### Short problem
Go through the data below line by line and count those containing the word "سلمان". Reply with the count only.

### Data in this exercise
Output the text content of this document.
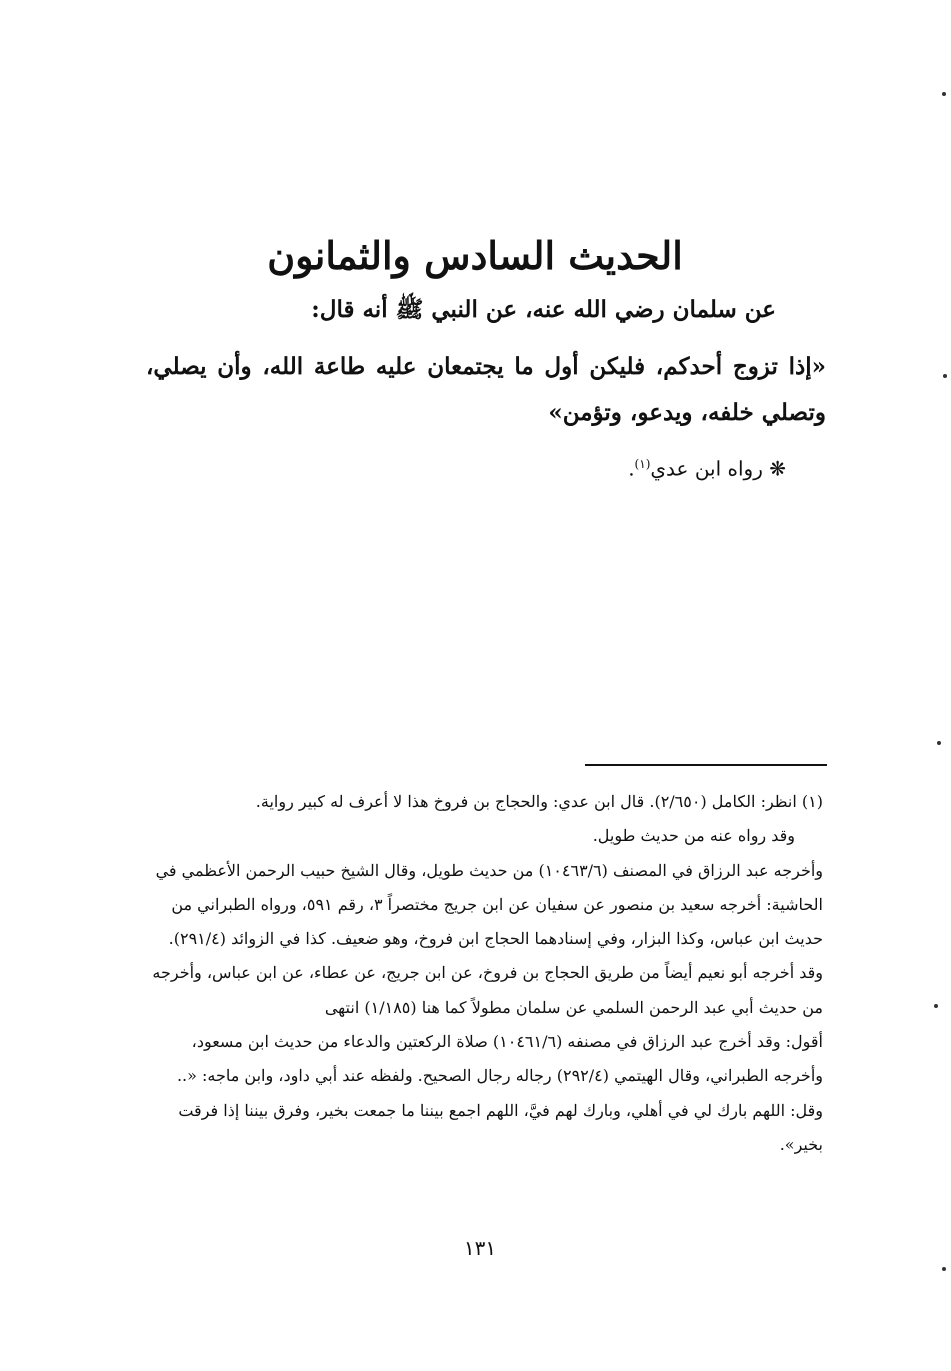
الحديث السادس والثمانون
عن سلمان رضي الله عنه، عن النبي ﷺ أنه قال:
«إذا تزوج أحدكم، فليكن أول ما يجتمعان عليه طاعة الله، وأن يصلي، وتصلي خلفه، ويدعو، وتؤمن»
❋ رواه ابن عدي$^{(١)}$.

(١) انظر: الكامل (٢/٦٥٠). قال ابن عدي: والحجاج بن فروخ هذا لا أعرف له كبير رواية.

وقد رواه عنه من حديث طويل.

وأخرجه عبد الرزاق في المصنف (١٠٤٦٣/٦) من حديث طويل، وقال الشيخ حبيب الرحمن الأعظمي في الحاشية: أخرجه سعيد بن منصور عن سفيان عن ابن جريج مختصراً ٣، رقم ٥٩١، ورواه الطبراني من حديث ابن عباس، وكذا البزار، وفي إسنادهما الحجاج ابن فروخ، وهو ضعيف. كذا في الزوائد (٢٩١/٤). وقد أخرجه أبو نعيم أيضاً من طريق الحجاج بن فروخ، عن ابن جريج، عن عطاء، عن ابن عباس، وأخرجه من حديث أبي عبد الرحمن السلمي عن سلمان مطولاً كما هنا (١/١٨٥) انتهى

أقول: وقد أخرج عبد الرزاق في مصنفه (١٠٤٦١/٦) صلاة الركعتين والدعاء من حديث ابن مسعود، وأخرجه الطبراني، وقال الهيتمي (٢٩٢/٤) رجاله رجال الصحيح. ولفظه عند أبي داود، وابن ماجه: «.. وقل: اللهم بارك لي في أهلي، وبارك لهم فيَّ، اللهم اجمع بيننا ما جمعت بخير، وفرق بيننا إذا فرقت بخير».

١٣١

### Reply
2